=== WHAT THE EXERCISE ASKS ===
Count lines, not occurrences: report how many lines in the records hold the string "following", and nothing else.

=== SUPPLIED INFORMATION ===
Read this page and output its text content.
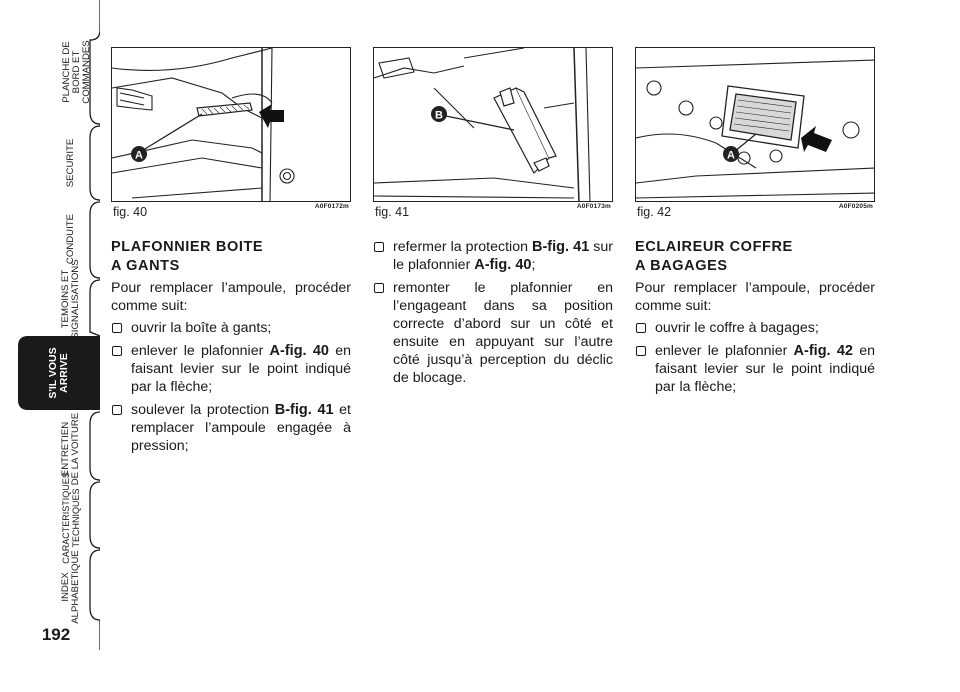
PLANCHE DE BORD ET COMMANDES
SECURITE
CONDUITE
TEMOINS ET SIGNALISATIONS
S'IL VOUS ARRIVE
ENTRETIEN DE LA VOITURE
CARACTERISTIQUES TECHNIQUES
INDEX ALPHABETIQUE
192
A
fig. 40	A0F0172m
B
fig. 41	A0F0173m
A
fig. 42	A0F0205m
PLAFONNIER BOITE
A GANTS

Pour remplacer l’ampoule, procéder comme suit:

ouvrir la boîte à gants;
enlever le plafonnier A-fig. 40 en faisant levier sur le point indiqué par la flèche;
soulever la protection B-fig. 41 et remplacer l’ampoule engagée à pression;
refermer la protection B-fig. 41 sur le plafonnier A-fig. 40;
remonter le plafonnier en l’engageant dans sa position correcte d’abord sur un côté et ensuite en appuyant sur l’autre côté jusqu’à perception du déclic de blocage.
ECLAIREUR COFFRE
A BAGAGES

Pour remplacer l’ampoule, procéder comme suit:

ouvrir le coffre à bagages;
enlever le plafonnier A-fig. 42 en faisant levier sur le point indiqué par la flèche;
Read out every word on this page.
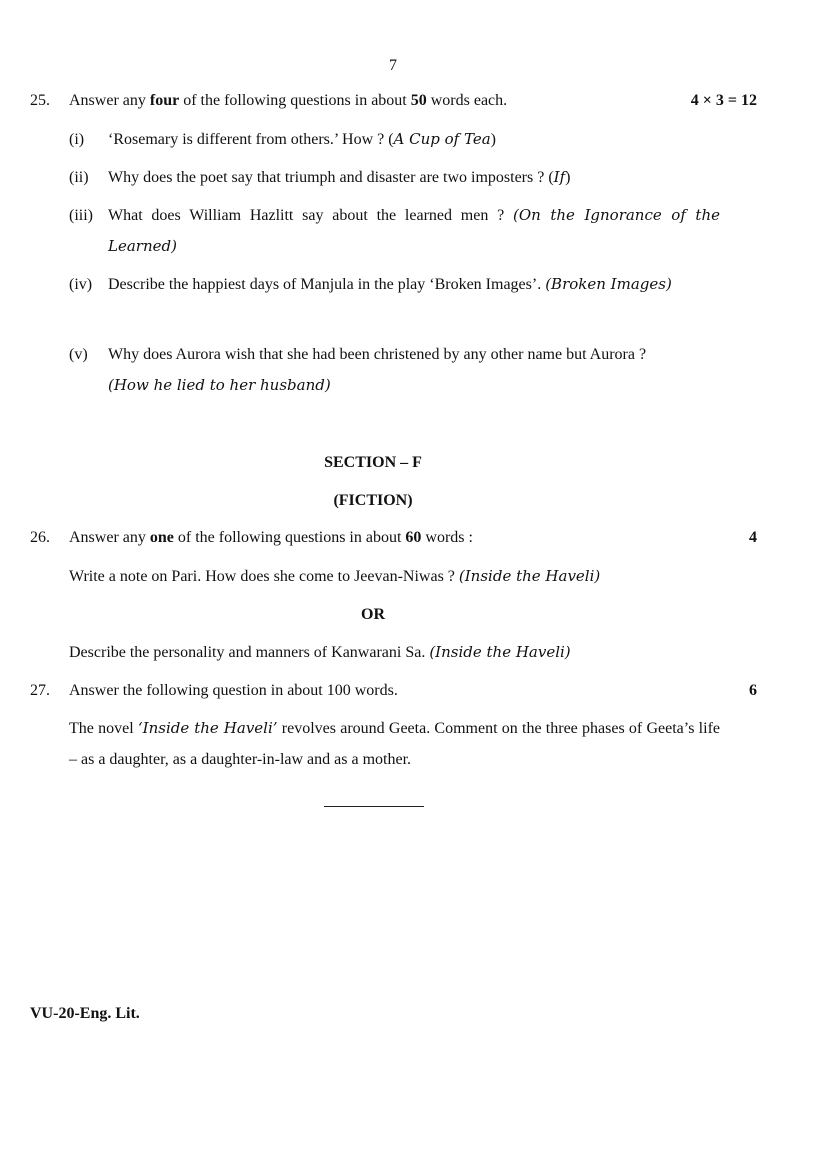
7
25. Answer any four of the following questions in about 50 words each.	4 × 3 = 12
(i) ‘Rosemary is different from others.’ How ? (A Cup of Tea)
(ii) Why does the poet say that triumph and disaster are two imposters ? (If)
(iii) What does William Hazlitt say about the learned men ? (On the Ignorance of the Learned)
(iv) Describe the happiest days of Manjula in the play ‘Broken Images’. (Broken Images)
(v) Why does Aurora wish that she had been christened by any other name but Aurora ?
(How he lied to her husband)
SECTION – F
(FICTION)
26. Answer any one of the following questions in about 60 words :	4
Write a note on Pari. How does she come to Jeevan-Niwas ? (Inside the Haveli)
OR
Describe the personality and manners of Kanwarani Sa. (Inside the Haveli)
27. Answer the following question in about 100 words.	6
The novel ‘Inside the Haveli’ revolves around Geeta. Comment on the three phases of Geeta’s life – as a daughter, as a daughter-in-law and as a mother.
VU-20-Eng. Lit.
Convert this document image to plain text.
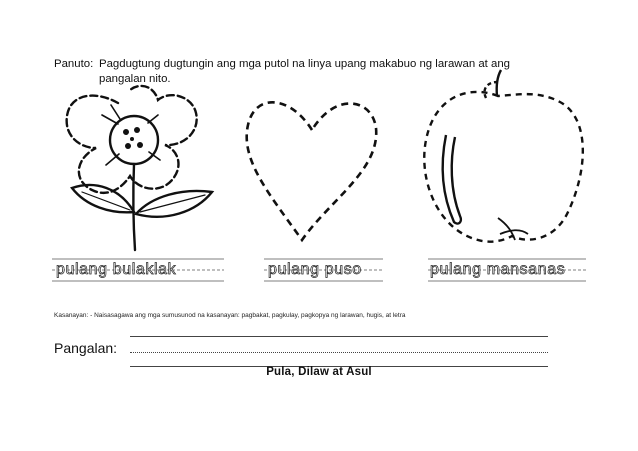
Panuto: Pagdugtung dugtungin ang mga putol na linya upang makabuo ng larawan at ang
pangalan nito.
pulang bulaklak	pulang puso	pulang mansanas
Kasanayan: - Naisasagawa ang mga sumusunod na kasanayan: pagbakat, pagkulay, pagkopya ng larawan, hugis, at letra
Pangalan:
Pula, Dilaw at Asul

=== ANSWER TO THE PROBLEM ===
3